To do:
Using the records below, locate all lines containing "true" and return them.
────────────────
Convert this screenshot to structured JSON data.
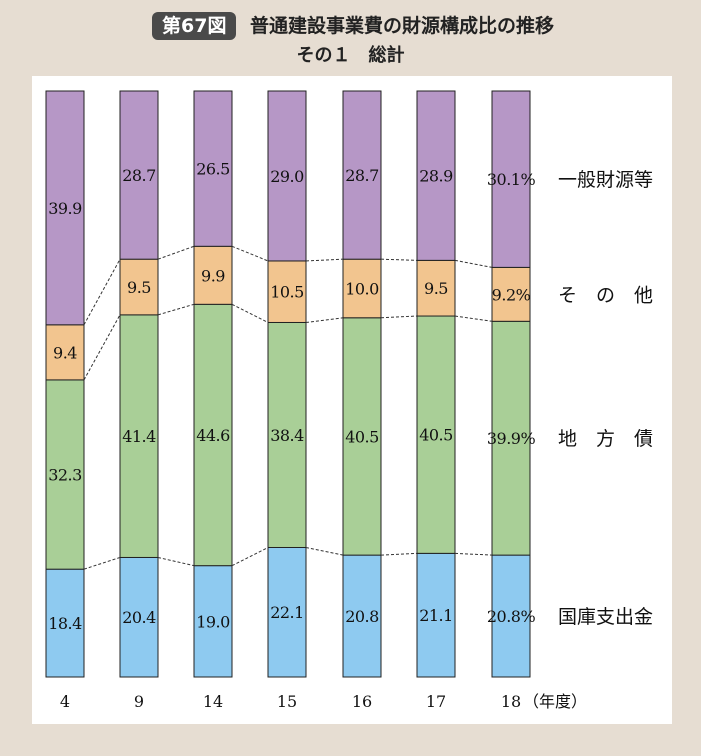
{
  "figure": {
    "badge": "第67図",
    "title": "普通建設事業費の財源構成比の推移",
    "subtitle": "その１　総計"
  },
  "chart_data": {
    "type": "bar",
    "stacked": true,
    "normalized_percent": true,
    "categories": [
      "4",
      "9",
      "14",
      "15",
      "16",
      "17",
      "18"
    ],
    "x_unit_label": "（年度）",
    "ylim": [
      0,
      100
    ],
    "grid": false,
    "legend_position": "right",
    "series": [
      {
        "name": "国庫支出金",
        "color": "#8ecaf0",
        "values": [
          18.4,
          20.4,
          19.0,
          22.1,
          20.8,
          21.1,
          20.8
        ],
        "labels": [
          "18.4",
          "20.4",
          "19.0",
          "22.1",
          "20.8",
          "21.1",
          "20.8%"
        ]
      },
      {
        "name": "地　方　債",
        "color": "#a9cf97",
        "values": [
          32.3,
          41.4,
          44.6,
          38.4,
          40.5,
          40.5,
          39.9
        ],
        "labels": [
          "32.3",
          "41.4",
          "44.6",
          "38.4",
          "40.5",
          "40.5",
          "39.9%"
        ]
      },
      {
        "name": "そ　の　他",
        "color": "#f2c58f",
        "values": [
          9.4,
          9.5,
          9.9,
          10.5,
          10.0,
          9.5,
          9.2
        ],
        "labels": [
          "9.4",
          "9.5",
          "9.9",
          "10.5",
          "10.0",
          "9.5",
          "9.2%"
        ]
      },
      {
        "name": "一般財源等",
        "color": "#b697c6",
        "values": [
          39.9,
          28.7,
          26.5,
          29.0,
          28.7,
          28.9,
          30.1
        ],
        "labels": [
          "39.9",
          "28.7",
          "26.5",
          "29.0",
          "28.7",
          "28.9",
          "30.1%"
        ]
      }
    ]
  }
}
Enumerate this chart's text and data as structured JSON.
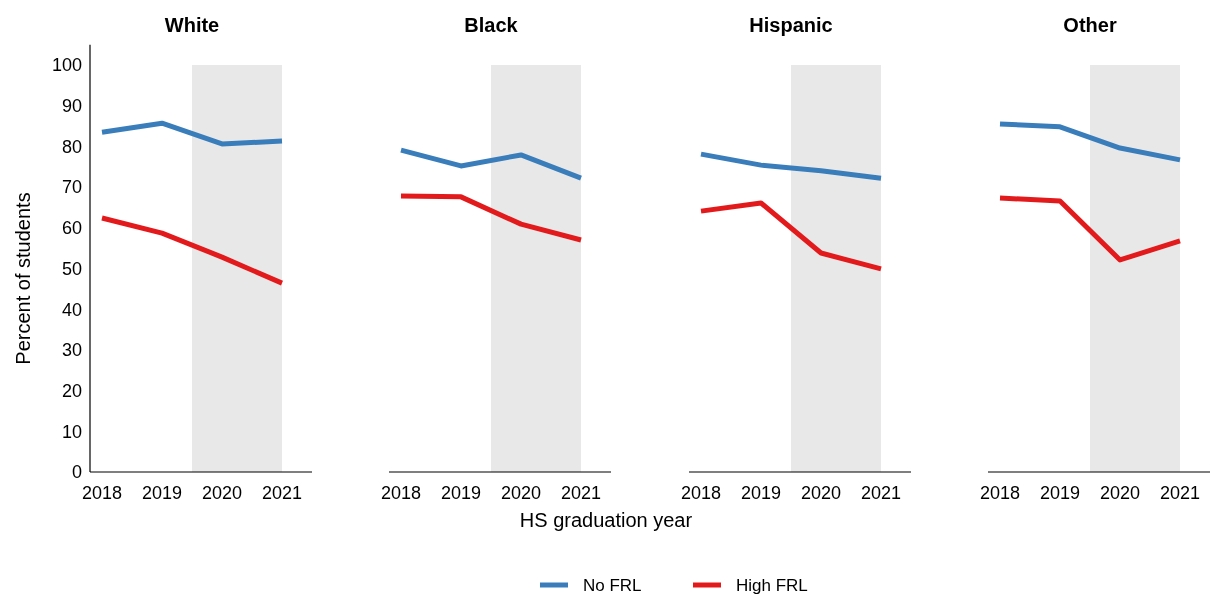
{
  "chart_data": [
    {
      "type": "line",
      "title": "White",
      "x": [
        2018,
        2019,
        2020,
        2021
      ],
      "xlim": [
        2017.8,
        2021.5
      ],
      "xticks": [
        2018,
        2019,
        2020,
        2021
      ],
      "ylim": [
        0,
        105
      ],
      "yticks": [
        0,
        10,
        20,
        30,
        40,
        50,
        60,
        70,
        80,
        90,
        100
      ],
      "ylabel": "Percent of students",
      "legend": "bottom",
      "grid": false,
      "bands": [
        {
          "axis": "x",
          "from": 2019.5,
          "to": 2021,
          "color": "#e8e8e8"
        }
      ],
      "series": [
        {
          "name": "No FRL",
          "color": "#3a7dbb",
          "values": [
            83.5,
            85.7,
            80.6,
            81.3
          ]
        },
        {
          "name": "High FRL",
          "color": "#e31a1c",
          "values": [
            62.4,
            58.7,
            52.8,
            46.4
          ]
        }
      ]
    },
    {
      "type": "line",
      "title": "Black",
      "xlabel": "HS graduation year",
      "x": [
        2018,
        2019,
        2020,
        2021
      ],
      "xlim": [
        2017.8,
        2021.5
      ],
      "xticks": [
        2018,
        2019,
        2020,
        2021
      ],
      "ylim": [
        0,
        100
      ],
      "yticks": [
        0,
        10,
        20,
        30,
        40,
        50,
        60,
        70,
        80,
        90,
        100
      ],
      "tick_labels": "x",
      "grid": false,
      "bands": [
        {
          "axis": "x",
          "from": 2019.5,
          "to": 2021,
          "color": "#e8e8e8"
        }
      ],
      "series": [
        {
          "color": "#3a7dbb",
          "values": [
            79.1,
            75.2,
            77.9,
            72.2
          ]
        },
        {
          "color": "#e31a1c",
          "values": [
            67.8,
            67.6,
            60.9,
            57.0
          ]
        }
      ]
    },
    {
      "type": "line",
      "title": "Hispanic",
      "x": [
        2018,
        2019,
        2020,
        2021
      ],
      "xlim": [
        2017.8,
        2021.5
      ],
      "xticks": [
        2018,
        2019,
        2020,
        2021
      ],
      "ylim": [
        0,
        100
      ],
      "yticks": [
        0,
        10,
        20,
        30,
        40,
        50,
        60,
        70,
        80,
        90,
        100
      ],
      "tick_labels": "x",
      "grid": false,
      "bands": [
        {
          "axis": "x",
          "from": 2019.5,
          "to": 2021,
          "color": "#e8e8e8"
        }
      ],
      "series": [
        {
          "color": "#3a7dbb",
          "values": [
            78.1,
            75.4,
            74.0,
            72.2
          ]
        },
        {
          "color": "#e31a1c",
          "values": [
            64.1,
            66.1,
            53.8,
            49.9
          ]
        }
      ]
    },
    {
      "type": "line",
      "title": "Other",
      "x": [
        2018,
        2019,
        2020,
        2021
      ],
      "xlim": [
        2017.8,
        2021.5
      ],
      "xticks": [
        2018,
        2019,
        2020,
        2021
      ],
      "ylim": [
        0,
        100
      ],
      "yticks": [
        0,
        10,
        20,
        30,
        40,
        50,
        60,
        70,
        80,
        90,
        100
      ],
      "tick_labels": "x",
      "grid": false,
      "bands": [
        {
          "axis": "x",
          "from": 2019.5,
          "to": 2021,
          "color": "#e8e8e8"
        }
      ],
      "series": [
        {
          "color": "#3a7dbb",
          "values": [
            85.5,
            84.8,
            79.6,
            76.7
          ]
        },
        {
          "color": "#e31a1c",
          "values": [
            67.3,
            66.6,
            52.1,
            56.8
          ]
        }
      ]
    }
  ]
}
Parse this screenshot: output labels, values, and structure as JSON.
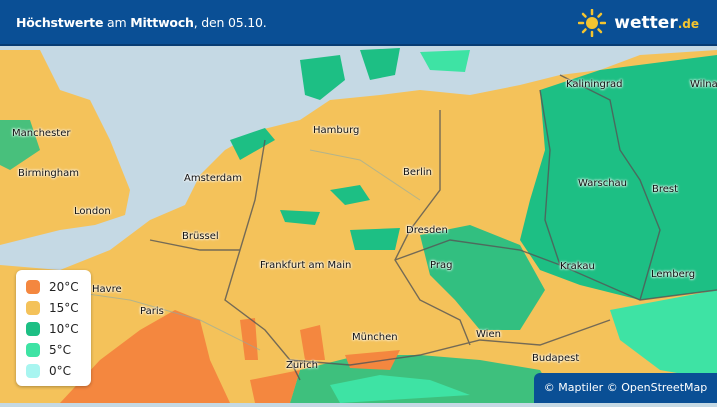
{
  "header": {
    "title_parts": [
      "Höchstwerte",
      " am ",
      "Mittwoch",
      ", den 05.10."
    ],
    "logo_text": "wetter",
    "logo_tld": ".de",
    "logo_icon": "sun-icon"
  },
  "map": {
    "cities": [
      "Manchester",
      "Birmingham",
      "London",
      "Amsterdam",
      "Hamburg",
      "Berlin",
      "Kaliningrad",
      "Wilna",
      "Warschau",
      "Brest",
      "Brüssel",
      "Dresden",
      "Frankfurt am Main",
      "Prag",
      "Krakau",
      "Lemberg",
      "Havre",
      "Paris",
      "München",
      "Wien",
      "Zürich",
      "Budapest"
    ]
  },
  "legend": {
    "items": [
      {
        "label": "20°C",
        "color": "#f4873f"
      },
      {
        "label": "15°C",
        "color": "#f4c25a"
      },
      {
        "label": "10°C",
        "color": "#1dbf84"
      },
      {
        "label": "5°C",
        "color": "#3ee3a4"
      },
      {
        "label": "0°C",
        "color": "#a8f5f0"
      }
    ]
  },
  "colors": {
    "header": "#0a4f95",
    "sea": "#c5d9e4",
    "accent": "#f4c430"
  },
  "attribution": "© Maptiler © OpenStreetMap"
}
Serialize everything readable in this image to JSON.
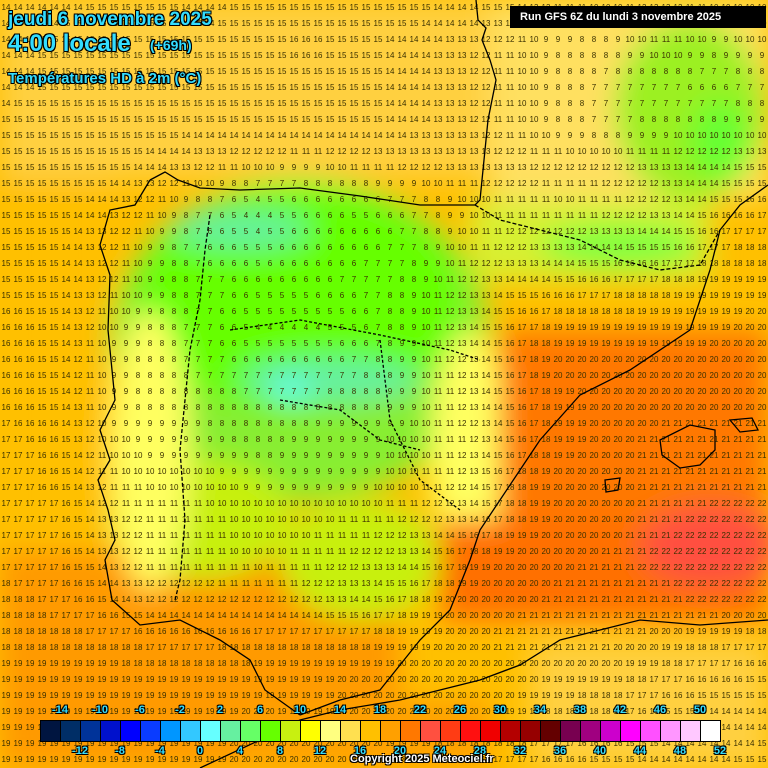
{
  "header": {
    "date": "jeudi 6 novembre 2025",
    "time": "4:00 locale",
    "offset": "(+69h)",
    "parameter": "Températures HD à 2m (°C)"
  },
  "run_banner": "Run GFS 6Z du lundi 3 novembre 2025",
  "copyright": "Copyright 2025 Meteociel.fr",
  "scale": {
    "colors": [
      "#001540",
      "#002e66",
      "#003399",
      "#0011cc",
      "#0000ff",
      "#0a3cff",
      "#0096ff",
      "#33c8ff",
      "#66ffff",
      "#66f0a0",
      "#66ff66",
      "#66ff00",
      "#c8f010",
      "#ffff00",
      "#ffff80",
      "#ffe050",
      "#ffc000",
      "#ffa000",
      "#ff7800",
      "#ff5040",
      "#ff3c14",
      "#ff1010",
      "#f00000",
      "#b40000",
      "#960000",
      "#640000",
      "#780050",
      "#a00080",
      "#cc00cc",
      "#ff00ff",
      "#ff50ff",
      "#ff96ff",
      "#ffc8ff",
      "#ffffff"
    ],
    "top_ticks": [
      "-14",
      "-10",
      "-6",
      "-2",
      "2",
      "6",
      "10",
      "14",
      "18",
      "22",
      "26",
      "30",
      "34",
      "38",
      "42",
      "46",
      "50"
    ],
    "bottom_ticks": [
      "-12",
      "-8",
      "-4",
      "0",
      "4",
      "8",
      "12",
      "16",
      "20",
      "24",
      "28",
      "32",
      "36",
      "40",
      "44",
      "48",
      "52"
    ]
  },
  "map": {
    "region": "Iberian Peninsula, western Mediterranean",
    "grid_cols": 64,
    "grid_rows": 48,
    "coarse_temperature_grid": [
      [
        14,
        14,
        15,
        15,
        14,
        15,
        15,
        15,
        15,
        14,
        15,
        11,
        10,
        13,
        10,
        10
      ],
      [
        14,
        15,
        15,
        15,
        15,
        15,
        16,
        15,
        14,
        13,
        11,
        8,
        8,
        11,
        9,
        10
      ],
      [
        14,
        15,
        15,
        15,
        15,
        15,
        15,
        15,
        14,
        13,
        11,
        8,
        7,
        7,
        6,
        7
      ],
      [
        15,
        15,
        15,
        15,
        15,
        15,
        15,
        15,
        14,
        13,
        11,
        8,
        7,
        8,
        9,
        9
      ],
      [
        15,
        15,
        15,
        14,
        12,
        10,
        9,
        11,
        12,
        13,
        13,
        12,
        12,
        13,
        14,
        15
      ],
      [
        15,
        15,
        14,
        11,
        7,
        3,
        6,
        5,
        6,
        9,
        11,
        10,
        11,
        12,
        15,
        16
      ],
      [
        15,
        15,
        12,
        9,
        6,
        5,
        6,
        6,
        7,
        10,
        12,
        13,
        14,
        15,
        17,
        18
      ],
      [
        15,
        15,
        12,
        9,
        7,
        6,
        6,
        7,
        8,
        12,
        14,
        15,
        17,
        18,
        19,
        19
      ],
      [
        16,
        15,
        10,
        8,
        7,
        4,
        4,
        5,
        9,
        13,
        16,
        19,
        19,
        19,
        19,
        20
      ],
      [
        16,
        15,
        9,
        8,
        7,
        6,
        6,
        7,
        9,
        12,
        16,
        20,
        20,
        20,
        20,
        20
      ],
      [
        16,
        15,
        9,
        8,
        8,
        8,
        8,
        8,
        9,
        12,
        15,
        19,
        20,
        20,
        20,
        20
      ],
      [
        17,
        16,
        10,
        9,
        9,
        8,
        9,
        9,
        10,
        11,
        15,
        19,
        20,
        21,
        21,
        21
      ],
      [
        17,
        16,
        11,
        10,
        10,
        9,
        9,
        9,
        10,
        12,
        18,
        20,
        20,
        21,
        21,
        21
      ],
      [
        17,
        17,
        13,
        11,
        11,
        10,
        10,
        11,
        12,
        13,
        18,
        20,
        20,
        21,
        22,
        22
      ],
      [
        17,
        17,
        13,
        11,
        11,
        10,
        11,
        12,
        13,
        18,
        20,
        20,
        21,
        22,
        22,
        22
      ],
      [
        18,
        17,
        15,
        12,
        12,
        12,
        12,
        14,
        18,
        20,
        20,
        21,
        21,
        21,
        22,
        22
      ],
      [
        18,
        18,
        18,
        17,
        17,
        18,
        18,
        18,
        19,
        20,
        21,
        21,
        21,
        20,
        18,
        17
      ],
      [
        19,
        19,
        19,
        19,
        19,
        19,
        19,
        20,
        20,
        20,
        20,
        19,
        19,
        17,
        16,
        15
      ],
      [
        19,
        19,
        19,
        19,
        19,
        20,
        19,
        20,
        20,
        20,
        19,
        18,
        17,
        15,
        14,
        14
      ],
      [
        19,
        19,
        19,
        19,
        19,
        20,
        20,
        20,
        18,
        17,
        17,
        16,
        15,
        14,
        14,
        15
      ]
    ]
  }
}
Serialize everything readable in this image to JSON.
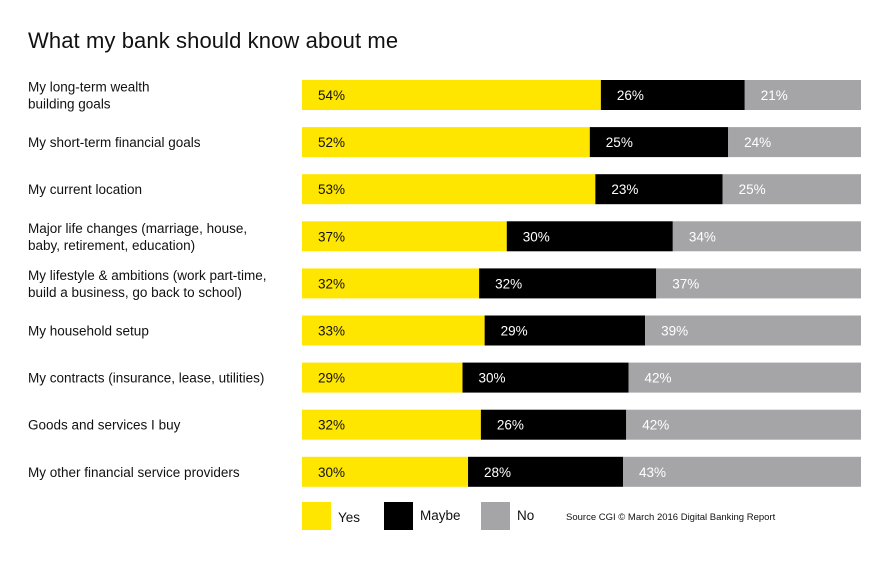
────────────────
Task answer:
    "stacked": true,
    "normalized_percent": true,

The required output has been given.